==== Material for this task ====
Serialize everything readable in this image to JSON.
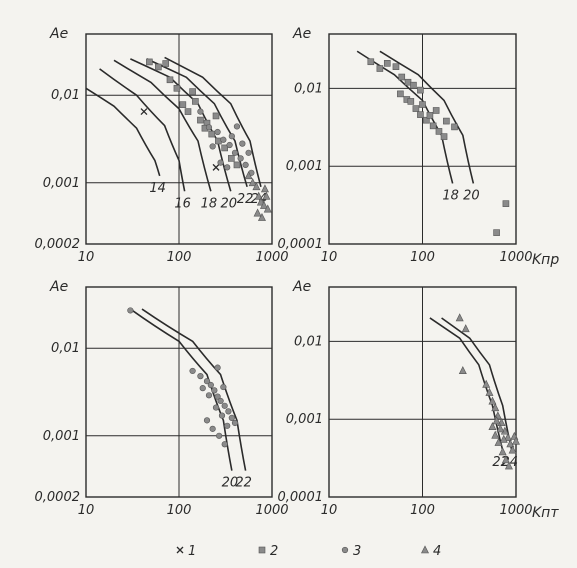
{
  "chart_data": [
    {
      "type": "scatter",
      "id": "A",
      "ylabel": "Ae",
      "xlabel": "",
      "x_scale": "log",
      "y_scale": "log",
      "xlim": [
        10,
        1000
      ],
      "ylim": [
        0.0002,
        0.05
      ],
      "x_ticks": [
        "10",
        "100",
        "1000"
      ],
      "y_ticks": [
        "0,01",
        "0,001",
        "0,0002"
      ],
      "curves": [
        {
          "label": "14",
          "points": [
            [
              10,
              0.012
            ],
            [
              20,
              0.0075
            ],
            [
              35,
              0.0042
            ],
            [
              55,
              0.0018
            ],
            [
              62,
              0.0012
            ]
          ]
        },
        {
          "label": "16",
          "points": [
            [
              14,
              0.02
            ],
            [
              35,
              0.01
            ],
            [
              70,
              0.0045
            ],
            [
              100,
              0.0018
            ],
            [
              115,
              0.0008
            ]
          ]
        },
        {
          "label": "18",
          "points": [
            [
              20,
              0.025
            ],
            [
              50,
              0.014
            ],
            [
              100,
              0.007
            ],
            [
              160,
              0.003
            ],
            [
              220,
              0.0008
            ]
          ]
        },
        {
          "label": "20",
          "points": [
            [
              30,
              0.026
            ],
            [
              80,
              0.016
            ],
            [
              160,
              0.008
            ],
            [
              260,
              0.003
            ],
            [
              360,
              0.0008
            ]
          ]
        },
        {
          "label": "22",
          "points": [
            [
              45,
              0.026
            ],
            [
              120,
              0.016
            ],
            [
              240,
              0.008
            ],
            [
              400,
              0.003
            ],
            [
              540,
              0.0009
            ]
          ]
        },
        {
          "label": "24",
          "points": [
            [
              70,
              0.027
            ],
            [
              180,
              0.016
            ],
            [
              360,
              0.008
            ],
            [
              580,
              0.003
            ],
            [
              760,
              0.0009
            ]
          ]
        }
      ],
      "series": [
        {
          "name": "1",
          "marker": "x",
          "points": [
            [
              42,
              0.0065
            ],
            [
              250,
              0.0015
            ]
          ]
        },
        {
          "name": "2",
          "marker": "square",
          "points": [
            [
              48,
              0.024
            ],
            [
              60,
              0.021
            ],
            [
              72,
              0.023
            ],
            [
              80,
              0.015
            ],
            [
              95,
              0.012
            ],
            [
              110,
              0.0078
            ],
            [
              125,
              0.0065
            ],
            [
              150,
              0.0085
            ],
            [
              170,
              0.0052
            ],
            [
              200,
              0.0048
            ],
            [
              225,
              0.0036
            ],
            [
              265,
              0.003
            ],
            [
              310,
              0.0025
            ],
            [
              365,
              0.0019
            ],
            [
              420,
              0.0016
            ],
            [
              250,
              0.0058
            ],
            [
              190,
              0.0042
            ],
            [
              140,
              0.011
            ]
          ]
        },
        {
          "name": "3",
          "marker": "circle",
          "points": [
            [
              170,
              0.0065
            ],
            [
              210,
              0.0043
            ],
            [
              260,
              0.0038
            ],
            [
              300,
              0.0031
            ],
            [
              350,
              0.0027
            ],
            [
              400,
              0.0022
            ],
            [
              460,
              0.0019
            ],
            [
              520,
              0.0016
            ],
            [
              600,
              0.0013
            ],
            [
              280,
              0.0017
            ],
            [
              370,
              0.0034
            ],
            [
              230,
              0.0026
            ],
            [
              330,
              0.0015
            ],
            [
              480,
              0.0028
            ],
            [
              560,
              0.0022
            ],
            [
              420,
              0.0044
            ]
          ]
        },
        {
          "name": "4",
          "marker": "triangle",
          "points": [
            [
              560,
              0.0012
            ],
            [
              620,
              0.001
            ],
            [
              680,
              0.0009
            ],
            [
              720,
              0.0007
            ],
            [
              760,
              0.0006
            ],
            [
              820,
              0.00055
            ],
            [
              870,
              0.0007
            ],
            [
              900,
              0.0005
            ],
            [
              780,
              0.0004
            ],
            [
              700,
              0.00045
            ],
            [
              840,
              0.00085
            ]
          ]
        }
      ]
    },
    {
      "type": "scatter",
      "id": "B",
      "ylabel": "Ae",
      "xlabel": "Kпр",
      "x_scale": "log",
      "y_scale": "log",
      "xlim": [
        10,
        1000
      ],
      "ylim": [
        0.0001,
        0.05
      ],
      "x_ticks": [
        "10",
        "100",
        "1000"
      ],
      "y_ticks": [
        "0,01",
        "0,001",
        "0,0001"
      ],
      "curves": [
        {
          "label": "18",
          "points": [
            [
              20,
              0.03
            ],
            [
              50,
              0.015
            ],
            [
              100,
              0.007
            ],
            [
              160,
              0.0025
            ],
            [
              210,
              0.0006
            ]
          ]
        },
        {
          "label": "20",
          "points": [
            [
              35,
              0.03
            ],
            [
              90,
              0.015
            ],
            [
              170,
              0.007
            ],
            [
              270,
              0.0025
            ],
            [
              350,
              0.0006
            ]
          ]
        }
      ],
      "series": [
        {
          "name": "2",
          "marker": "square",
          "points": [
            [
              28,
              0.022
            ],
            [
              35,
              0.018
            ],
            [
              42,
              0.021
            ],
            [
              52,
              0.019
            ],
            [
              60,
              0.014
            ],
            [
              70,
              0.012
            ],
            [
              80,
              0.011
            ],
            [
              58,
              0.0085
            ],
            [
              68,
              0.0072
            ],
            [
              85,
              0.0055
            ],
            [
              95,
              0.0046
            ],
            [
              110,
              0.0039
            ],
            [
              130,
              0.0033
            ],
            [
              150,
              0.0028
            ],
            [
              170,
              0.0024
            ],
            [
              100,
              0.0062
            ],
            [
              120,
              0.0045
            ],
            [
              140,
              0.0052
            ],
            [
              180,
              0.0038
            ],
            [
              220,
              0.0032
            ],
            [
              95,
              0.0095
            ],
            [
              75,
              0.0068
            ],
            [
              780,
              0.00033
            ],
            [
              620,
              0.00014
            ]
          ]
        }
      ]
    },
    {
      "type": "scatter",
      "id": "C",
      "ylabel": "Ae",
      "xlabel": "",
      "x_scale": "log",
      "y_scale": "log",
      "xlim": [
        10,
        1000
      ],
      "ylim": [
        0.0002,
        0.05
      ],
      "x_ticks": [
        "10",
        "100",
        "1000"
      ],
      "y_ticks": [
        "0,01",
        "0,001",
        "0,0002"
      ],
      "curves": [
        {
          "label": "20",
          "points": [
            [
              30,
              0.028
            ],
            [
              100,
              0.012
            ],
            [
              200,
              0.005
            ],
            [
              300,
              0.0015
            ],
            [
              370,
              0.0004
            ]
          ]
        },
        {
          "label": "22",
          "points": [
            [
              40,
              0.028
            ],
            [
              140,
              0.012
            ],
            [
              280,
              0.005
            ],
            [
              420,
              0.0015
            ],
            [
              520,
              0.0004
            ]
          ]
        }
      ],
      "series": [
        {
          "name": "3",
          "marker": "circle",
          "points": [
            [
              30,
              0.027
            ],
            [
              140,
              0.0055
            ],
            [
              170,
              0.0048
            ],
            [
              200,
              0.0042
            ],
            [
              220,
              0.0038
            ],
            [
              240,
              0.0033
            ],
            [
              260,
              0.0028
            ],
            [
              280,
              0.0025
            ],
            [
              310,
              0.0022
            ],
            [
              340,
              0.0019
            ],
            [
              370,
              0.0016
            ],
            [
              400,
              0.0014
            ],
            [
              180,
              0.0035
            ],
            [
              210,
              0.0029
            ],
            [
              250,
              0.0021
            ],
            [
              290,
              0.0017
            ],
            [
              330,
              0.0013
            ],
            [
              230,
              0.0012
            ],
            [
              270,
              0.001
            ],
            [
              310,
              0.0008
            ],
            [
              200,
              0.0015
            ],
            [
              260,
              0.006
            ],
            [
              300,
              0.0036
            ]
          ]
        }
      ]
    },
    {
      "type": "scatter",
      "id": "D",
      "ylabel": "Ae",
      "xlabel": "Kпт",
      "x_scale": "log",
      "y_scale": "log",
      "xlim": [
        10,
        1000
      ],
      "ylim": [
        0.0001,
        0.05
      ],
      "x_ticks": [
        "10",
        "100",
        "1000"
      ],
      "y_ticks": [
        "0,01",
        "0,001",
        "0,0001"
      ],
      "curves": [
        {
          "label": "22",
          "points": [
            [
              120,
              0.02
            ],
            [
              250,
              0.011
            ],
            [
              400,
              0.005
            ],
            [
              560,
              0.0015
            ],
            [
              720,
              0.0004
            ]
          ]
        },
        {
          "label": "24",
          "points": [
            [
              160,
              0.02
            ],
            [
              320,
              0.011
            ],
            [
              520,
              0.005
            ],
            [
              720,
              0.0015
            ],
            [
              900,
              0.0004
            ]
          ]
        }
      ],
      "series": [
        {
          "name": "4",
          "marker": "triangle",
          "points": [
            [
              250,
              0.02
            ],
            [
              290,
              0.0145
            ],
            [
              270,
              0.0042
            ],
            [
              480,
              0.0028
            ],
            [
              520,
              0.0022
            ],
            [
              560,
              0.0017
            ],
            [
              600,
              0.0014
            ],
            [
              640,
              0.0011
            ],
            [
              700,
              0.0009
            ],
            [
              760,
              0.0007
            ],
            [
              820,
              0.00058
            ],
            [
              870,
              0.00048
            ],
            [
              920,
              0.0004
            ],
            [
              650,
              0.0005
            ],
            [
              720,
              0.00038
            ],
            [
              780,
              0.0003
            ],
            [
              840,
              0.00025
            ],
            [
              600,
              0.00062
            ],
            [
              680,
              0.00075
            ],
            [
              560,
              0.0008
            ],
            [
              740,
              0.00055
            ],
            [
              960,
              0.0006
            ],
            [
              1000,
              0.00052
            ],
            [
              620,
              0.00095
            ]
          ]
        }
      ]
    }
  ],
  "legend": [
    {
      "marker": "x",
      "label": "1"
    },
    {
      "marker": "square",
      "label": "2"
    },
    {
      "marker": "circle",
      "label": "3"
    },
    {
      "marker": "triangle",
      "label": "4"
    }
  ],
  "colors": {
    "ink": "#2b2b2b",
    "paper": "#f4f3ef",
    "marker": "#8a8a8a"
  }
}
====
==== Material for this task ====
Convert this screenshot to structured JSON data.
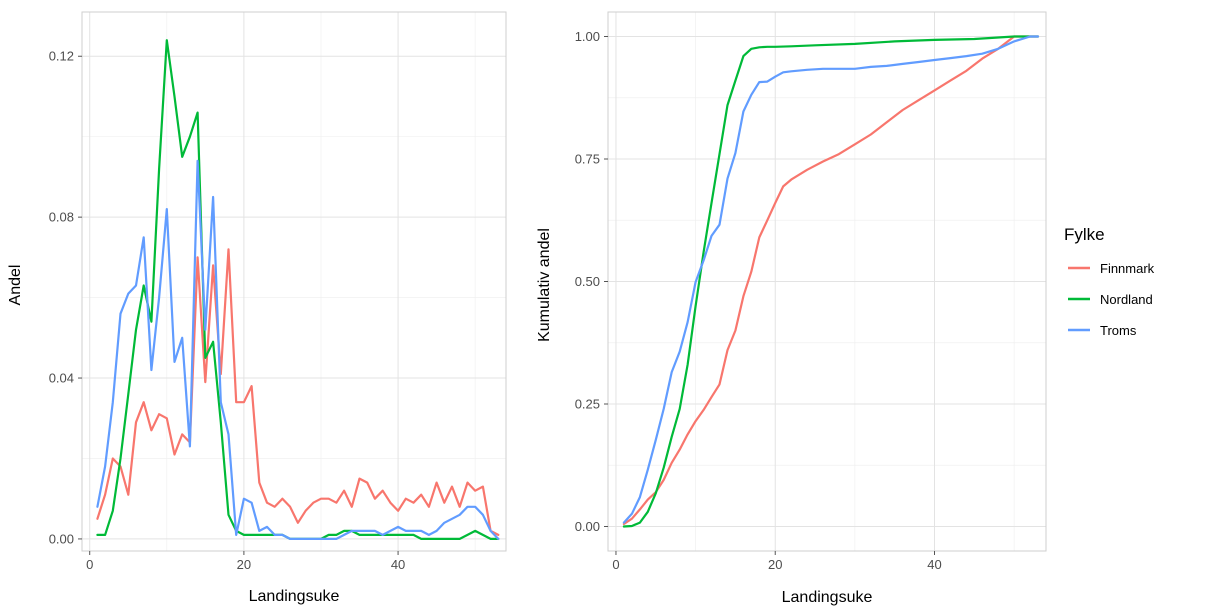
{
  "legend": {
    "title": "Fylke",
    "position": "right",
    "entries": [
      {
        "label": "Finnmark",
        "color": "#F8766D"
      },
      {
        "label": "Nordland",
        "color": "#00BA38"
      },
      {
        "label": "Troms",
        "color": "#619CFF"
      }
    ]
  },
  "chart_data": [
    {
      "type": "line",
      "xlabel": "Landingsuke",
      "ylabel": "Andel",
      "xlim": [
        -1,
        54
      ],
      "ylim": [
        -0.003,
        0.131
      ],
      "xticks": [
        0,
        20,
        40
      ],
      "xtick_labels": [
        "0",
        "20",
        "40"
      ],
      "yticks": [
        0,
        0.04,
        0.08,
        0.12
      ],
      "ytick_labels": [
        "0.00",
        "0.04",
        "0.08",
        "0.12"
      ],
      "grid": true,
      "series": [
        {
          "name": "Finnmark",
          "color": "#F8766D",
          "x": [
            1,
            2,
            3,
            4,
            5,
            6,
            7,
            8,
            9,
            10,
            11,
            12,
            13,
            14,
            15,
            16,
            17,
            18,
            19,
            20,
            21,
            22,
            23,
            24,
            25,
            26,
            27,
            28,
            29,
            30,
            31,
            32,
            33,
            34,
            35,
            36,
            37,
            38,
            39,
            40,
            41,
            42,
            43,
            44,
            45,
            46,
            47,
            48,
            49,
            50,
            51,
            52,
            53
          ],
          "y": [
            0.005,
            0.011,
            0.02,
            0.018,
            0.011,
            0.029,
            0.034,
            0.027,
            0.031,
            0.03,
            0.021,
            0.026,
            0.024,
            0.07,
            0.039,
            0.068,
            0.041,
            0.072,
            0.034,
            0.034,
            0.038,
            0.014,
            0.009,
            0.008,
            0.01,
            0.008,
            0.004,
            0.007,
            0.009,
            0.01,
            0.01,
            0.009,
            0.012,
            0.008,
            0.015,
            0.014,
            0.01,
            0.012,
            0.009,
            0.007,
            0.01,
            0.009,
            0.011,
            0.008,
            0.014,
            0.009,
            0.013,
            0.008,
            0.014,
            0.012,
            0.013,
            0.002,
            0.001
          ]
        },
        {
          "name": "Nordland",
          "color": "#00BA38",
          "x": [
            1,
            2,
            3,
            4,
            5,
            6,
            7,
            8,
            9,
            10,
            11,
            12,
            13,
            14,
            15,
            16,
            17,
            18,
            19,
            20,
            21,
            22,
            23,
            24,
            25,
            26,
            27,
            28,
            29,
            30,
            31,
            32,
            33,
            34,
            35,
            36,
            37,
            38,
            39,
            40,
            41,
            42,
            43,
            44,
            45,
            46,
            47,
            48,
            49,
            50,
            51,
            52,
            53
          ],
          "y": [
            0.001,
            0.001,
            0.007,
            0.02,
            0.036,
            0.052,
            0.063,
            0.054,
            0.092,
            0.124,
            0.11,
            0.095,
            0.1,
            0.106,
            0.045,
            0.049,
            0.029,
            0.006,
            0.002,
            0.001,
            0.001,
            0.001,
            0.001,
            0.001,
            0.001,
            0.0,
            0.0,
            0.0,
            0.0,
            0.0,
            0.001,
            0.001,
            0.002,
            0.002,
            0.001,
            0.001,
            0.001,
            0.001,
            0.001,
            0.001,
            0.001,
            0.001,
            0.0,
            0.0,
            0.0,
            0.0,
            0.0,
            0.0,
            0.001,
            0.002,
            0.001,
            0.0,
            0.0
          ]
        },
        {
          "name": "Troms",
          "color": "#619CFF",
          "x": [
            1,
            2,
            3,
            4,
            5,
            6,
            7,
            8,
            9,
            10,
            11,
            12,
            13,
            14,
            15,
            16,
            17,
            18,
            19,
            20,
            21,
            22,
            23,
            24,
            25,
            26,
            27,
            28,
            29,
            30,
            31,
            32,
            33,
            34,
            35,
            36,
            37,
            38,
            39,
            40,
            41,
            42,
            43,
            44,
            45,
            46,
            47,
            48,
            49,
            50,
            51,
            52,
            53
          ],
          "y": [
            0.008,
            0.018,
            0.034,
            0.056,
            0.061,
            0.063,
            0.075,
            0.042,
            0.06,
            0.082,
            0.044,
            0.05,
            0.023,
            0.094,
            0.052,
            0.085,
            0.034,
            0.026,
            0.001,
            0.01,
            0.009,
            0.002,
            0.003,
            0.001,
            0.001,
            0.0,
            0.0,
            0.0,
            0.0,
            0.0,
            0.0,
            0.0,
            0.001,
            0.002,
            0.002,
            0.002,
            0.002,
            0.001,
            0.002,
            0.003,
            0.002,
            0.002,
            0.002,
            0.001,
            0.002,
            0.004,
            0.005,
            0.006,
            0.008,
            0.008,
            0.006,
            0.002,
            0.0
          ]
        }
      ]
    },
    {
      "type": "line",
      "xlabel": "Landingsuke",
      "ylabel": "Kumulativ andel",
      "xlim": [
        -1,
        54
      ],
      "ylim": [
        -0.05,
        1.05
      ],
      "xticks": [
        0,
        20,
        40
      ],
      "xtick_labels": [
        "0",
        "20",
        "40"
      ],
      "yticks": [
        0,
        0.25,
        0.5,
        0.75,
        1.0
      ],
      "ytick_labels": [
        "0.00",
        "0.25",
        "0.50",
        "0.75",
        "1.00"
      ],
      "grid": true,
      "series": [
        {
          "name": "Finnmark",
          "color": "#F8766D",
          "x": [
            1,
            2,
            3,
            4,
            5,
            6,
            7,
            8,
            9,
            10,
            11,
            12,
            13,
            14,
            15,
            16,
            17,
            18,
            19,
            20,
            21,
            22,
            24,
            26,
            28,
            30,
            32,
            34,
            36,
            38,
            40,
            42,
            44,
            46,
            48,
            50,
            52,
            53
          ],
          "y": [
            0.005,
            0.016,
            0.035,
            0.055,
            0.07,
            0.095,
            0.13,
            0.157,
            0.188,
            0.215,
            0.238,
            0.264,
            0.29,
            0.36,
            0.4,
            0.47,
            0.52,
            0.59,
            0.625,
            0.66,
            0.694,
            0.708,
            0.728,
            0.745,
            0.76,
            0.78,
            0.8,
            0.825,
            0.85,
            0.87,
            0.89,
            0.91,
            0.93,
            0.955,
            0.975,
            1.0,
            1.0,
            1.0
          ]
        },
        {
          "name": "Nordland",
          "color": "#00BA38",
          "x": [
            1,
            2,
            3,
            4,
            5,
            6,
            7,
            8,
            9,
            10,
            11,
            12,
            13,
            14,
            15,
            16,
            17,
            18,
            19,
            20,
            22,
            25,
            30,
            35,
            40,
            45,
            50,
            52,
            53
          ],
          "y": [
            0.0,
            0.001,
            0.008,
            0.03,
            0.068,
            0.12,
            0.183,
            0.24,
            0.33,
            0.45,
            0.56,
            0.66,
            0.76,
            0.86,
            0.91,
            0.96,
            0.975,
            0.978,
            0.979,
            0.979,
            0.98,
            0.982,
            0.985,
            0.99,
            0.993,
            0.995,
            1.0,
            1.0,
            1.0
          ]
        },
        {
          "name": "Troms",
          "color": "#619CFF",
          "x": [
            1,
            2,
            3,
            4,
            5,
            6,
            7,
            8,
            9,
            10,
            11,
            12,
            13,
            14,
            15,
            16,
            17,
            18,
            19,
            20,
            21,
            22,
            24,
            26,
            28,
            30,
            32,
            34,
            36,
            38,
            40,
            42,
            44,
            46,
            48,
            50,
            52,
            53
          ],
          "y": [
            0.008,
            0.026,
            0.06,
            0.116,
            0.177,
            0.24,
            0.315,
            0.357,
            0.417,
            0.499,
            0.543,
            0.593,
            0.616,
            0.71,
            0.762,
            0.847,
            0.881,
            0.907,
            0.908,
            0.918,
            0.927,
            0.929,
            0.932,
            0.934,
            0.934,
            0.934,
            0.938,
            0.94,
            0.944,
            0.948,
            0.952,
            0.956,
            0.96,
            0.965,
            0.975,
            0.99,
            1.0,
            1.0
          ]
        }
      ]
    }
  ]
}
====
Search the data above for lines holding "JSON" and copy each of them.

Serialize everything readable in this image to JSON.
Convert this screenshot to structured JSON data.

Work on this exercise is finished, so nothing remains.